**WHAT THE TASK ASKS:** Set down the data below without change, skipping the pictures it holds.

[Begin DATA PROVIDED]

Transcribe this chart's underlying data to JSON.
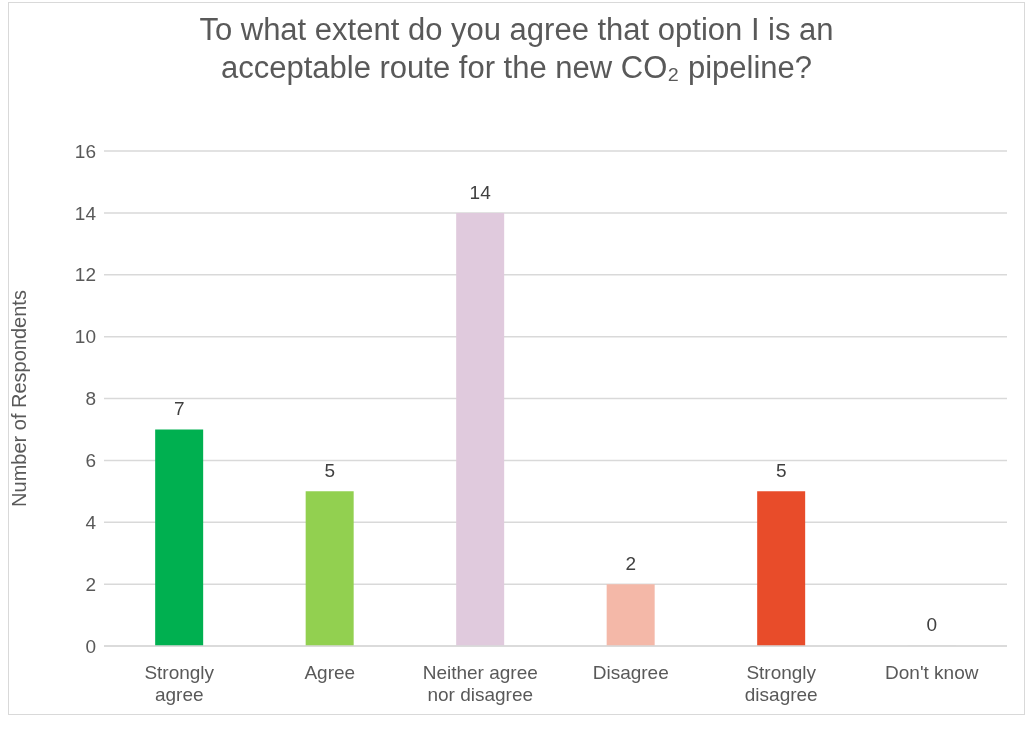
{
  "chart_data": {
    "type": "bar",
    "title": "To what extent do you agree that option I is an acceptable route for the new CO₂ pipeline?",
    "ylabel": "Number of Respondents",
    "categories": [
      "Strongly agree",
      "Agree",
      "Neither agree nor disagree",
      "Disagree",
      "Strongly disagree",
      "Don't know"
    ],
    "values": [
      7,
      5,
      14,
      2,
      5,
      0
    ],
    "colors": [
      "#00b050",
      "#92d050",
      "#e0cadd",
      "#f4b8a8",
      "#e84c2a",
      "#d9d9d9"
    ],
    "ylim": [
      0,
      16
    ],
    "yticks": [
      0,
      2,
      4,
      6,
      8,
      10,
      12,
      14,
      16
    ],
    "grid": "y",
    "data_labels": true
  }
}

[End DATA PROVIDED]

**ANSWER TO THE PROBLEM:**
Transcribe this chart's underlying data to JSON.
{
  "chart_data": {
    "type": "bar",
    "title": "To what extent do you agree that option I is an acceptable route for the new CO₂ pipeline?",
    "ylabel": "Number of Respondents",
    "categories": [
      "Strongly agree",
      "Agree",
      "Neither agree nor disagree",
      "Disagree",
      "Strongly disagree",
      "Don't know"
    ],
    "values": [
      7,
      5,
      14,
      2,
      5,
      0
    ],
    "colors": [
      "#00b050",
      "#92d050",
      "#e0cadd",
      "#f4b8a8",
      "#e84c2a",
      "#d9d9d9"
    ],
    "ylim": [
      0,
      16
    ],
    "yticks": [
      0,
      2,
      4,
      6,
      8,
      10,
      12,
      14,
      16
    ],
    "grid": "y",
    "data_labels": true
  }
}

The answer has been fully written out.